begin Records

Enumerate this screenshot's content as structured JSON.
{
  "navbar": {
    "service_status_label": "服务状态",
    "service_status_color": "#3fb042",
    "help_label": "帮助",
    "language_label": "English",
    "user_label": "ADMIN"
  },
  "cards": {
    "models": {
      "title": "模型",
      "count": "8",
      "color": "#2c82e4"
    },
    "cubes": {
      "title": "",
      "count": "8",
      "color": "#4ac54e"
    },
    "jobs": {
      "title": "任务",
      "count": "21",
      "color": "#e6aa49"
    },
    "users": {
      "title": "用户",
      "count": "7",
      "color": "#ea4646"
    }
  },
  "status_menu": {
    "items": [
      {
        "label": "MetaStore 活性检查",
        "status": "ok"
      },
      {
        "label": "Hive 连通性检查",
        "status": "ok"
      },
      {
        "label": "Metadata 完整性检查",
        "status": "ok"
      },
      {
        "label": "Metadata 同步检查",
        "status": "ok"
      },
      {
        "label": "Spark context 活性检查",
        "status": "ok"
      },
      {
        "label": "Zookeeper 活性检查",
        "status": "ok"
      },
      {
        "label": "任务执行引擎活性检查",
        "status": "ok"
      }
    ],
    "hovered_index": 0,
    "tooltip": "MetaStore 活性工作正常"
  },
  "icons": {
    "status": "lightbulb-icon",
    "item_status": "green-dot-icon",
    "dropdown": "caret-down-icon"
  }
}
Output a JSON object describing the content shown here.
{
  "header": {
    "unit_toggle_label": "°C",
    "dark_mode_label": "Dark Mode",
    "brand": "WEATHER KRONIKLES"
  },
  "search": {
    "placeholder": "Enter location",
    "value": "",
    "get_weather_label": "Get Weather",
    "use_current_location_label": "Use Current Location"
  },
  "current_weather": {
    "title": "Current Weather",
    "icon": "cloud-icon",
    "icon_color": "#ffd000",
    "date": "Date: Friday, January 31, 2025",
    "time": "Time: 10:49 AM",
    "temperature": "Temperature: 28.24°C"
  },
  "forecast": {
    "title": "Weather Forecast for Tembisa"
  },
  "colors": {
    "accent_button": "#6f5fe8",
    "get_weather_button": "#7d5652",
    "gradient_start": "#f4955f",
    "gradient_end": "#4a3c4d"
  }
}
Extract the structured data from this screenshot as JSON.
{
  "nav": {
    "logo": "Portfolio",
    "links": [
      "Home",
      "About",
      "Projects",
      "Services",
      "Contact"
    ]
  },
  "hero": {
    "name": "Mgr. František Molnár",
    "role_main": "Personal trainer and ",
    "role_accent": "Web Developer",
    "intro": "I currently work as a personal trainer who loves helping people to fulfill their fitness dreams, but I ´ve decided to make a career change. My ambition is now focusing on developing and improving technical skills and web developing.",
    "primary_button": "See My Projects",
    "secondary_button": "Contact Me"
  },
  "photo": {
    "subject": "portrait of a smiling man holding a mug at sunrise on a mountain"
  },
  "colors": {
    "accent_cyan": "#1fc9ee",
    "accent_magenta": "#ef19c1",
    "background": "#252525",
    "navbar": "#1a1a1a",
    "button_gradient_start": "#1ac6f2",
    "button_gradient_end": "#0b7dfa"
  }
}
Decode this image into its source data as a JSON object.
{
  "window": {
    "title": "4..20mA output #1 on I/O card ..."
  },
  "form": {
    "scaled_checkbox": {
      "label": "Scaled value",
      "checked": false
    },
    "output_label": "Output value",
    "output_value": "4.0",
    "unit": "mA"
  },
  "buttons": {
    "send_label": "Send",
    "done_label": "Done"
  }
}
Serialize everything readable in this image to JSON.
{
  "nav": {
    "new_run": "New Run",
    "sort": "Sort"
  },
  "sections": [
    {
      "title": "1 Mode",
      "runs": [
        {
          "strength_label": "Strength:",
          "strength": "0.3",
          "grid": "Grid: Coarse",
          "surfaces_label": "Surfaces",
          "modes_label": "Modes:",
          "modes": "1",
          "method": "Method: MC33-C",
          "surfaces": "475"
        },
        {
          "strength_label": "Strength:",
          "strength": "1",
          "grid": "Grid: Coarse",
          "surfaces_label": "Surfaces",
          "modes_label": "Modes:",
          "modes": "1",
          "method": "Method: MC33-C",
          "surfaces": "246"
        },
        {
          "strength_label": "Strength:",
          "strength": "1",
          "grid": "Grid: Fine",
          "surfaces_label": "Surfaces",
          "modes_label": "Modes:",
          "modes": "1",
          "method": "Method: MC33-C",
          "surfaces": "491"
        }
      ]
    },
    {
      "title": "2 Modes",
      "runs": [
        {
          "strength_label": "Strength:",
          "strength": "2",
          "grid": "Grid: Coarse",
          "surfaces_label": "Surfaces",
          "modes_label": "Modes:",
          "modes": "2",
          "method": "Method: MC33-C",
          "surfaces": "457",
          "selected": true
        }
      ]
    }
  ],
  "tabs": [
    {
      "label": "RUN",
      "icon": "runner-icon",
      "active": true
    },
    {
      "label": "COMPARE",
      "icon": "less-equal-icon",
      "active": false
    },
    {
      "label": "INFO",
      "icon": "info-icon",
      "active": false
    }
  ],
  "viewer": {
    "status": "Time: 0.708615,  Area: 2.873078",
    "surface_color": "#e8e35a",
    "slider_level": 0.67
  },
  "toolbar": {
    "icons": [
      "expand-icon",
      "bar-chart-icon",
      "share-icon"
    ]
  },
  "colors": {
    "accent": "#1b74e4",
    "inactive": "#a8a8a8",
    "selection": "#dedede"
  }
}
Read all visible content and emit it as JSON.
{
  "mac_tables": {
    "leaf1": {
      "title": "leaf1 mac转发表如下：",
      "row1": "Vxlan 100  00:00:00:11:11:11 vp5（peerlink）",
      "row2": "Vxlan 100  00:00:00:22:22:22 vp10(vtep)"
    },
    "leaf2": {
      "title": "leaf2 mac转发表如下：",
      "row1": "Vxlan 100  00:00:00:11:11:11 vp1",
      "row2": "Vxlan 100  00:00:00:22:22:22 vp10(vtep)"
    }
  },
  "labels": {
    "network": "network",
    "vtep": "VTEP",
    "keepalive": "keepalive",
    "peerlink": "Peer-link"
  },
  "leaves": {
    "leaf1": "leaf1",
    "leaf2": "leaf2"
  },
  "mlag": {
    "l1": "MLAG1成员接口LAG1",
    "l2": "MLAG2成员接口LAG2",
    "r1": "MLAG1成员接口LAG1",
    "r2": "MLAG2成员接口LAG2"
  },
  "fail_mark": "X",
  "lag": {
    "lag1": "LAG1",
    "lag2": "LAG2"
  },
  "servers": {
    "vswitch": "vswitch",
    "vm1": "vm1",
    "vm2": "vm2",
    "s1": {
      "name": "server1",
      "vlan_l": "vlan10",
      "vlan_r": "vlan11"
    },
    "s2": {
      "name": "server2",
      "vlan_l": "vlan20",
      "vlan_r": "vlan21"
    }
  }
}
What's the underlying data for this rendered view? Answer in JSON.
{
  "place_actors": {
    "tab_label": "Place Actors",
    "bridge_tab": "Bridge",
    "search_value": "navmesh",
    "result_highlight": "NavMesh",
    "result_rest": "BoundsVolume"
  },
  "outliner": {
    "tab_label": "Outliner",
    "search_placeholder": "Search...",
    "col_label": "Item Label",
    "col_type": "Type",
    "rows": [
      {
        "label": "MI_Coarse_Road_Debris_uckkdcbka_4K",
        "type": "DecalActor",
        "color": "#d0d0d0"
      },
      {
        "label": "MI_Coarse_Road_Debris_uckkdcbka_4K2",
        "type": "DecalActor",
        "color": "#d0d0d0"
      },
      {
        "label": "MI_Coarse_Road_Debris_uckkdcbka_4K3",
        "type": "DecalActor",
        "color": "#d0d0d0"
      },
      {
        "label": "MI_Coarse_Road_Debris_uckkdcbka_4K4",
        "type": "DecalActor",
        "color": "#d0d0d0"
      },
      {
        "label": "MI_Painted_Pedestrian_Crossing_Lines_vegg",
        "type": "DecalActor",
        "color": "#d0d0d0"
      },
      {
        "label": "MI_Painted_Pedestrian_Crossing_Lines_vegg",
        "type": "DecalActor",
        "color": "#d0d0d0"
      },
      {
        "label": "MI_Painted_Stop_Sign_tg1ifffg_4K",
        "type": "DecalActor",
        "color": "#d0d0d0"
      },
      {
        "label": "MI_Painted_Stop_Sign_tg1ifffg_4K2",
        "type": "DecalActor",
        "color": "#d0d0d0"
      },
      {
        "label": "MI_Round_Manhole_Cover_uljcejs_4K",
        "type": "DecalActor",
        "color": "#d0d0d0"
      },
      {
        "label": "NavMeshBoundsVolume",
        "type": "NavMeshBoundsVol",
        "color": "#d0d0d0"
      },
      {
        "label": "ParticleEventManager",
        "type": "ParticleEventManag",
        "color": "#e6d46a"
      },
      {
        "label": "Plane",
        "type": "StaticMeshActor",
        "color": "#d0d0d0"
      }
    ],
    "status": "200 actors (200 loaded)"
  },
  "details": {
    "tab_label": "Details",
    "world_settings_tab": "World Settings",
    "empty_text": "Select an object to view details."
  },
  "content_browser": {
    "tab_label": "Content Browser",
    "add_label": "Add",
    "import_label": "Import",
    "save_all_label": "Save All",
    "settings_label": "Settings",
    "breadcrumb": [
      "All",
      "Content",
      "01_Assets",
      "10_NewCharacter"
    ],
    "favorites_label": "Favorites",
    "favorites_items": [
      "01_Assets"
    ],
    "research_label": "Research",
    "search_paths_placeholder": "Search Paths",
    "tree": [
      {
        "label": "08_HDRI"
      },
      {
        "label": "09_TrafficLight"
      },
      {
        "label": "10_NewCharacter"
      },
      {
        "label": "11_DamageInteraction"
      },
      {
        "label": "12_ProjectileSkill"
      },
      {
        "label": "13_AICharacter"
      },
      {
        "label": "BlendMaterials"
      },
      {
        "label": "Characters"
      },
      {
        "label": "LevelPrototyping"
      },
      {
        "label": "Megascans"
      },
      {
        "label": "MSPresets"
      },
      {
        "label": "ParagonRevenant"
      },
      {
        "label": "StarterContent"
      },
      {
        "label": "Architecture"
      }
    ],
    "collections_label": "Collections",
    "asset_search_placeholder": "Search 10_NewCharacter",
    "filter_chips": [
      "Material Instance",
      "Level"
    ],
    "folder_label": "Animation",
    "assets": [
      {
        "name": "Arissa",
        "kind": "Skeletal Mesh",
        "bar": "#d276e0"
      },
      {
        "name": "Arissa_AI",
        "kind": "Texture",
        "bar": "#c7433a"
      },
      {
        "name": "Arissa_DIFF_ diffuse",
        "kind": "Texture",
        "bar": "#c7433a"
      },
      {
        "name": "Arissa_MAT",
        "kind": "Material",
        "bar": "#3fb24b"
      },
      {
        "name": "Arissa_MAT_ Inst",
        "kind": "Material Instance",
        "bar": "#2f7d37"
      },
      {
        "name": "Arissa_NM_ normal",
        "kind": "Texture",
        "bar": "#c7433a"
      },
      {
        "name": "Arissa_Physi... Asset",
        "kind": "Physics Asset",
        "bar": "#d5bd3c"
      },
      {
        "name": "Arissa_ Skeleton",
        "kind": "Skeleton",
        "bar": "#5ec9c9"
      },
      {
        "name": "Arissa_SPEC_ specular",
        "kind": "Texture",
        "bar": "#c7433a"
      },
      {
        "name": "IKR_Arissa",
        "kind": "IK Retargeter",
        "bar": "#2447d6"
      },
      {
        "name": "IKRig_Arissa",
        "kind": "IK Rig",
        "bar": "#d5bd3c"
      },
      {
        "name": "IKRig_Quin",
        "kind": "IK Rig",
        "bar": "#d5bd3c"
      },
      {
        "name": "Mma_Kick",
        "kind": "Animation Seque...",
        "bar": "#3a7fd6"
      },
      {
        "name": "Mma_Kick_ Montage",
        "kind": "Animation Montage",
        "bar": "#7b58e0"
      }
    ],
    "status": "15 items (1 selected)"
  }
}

end Records

Task statement:
Lines holding the word "Instance" in the entries above are the ones to pull out. Copy them all.

Answer for the task:
      "Material Instance",
        "kind": "Material Instance",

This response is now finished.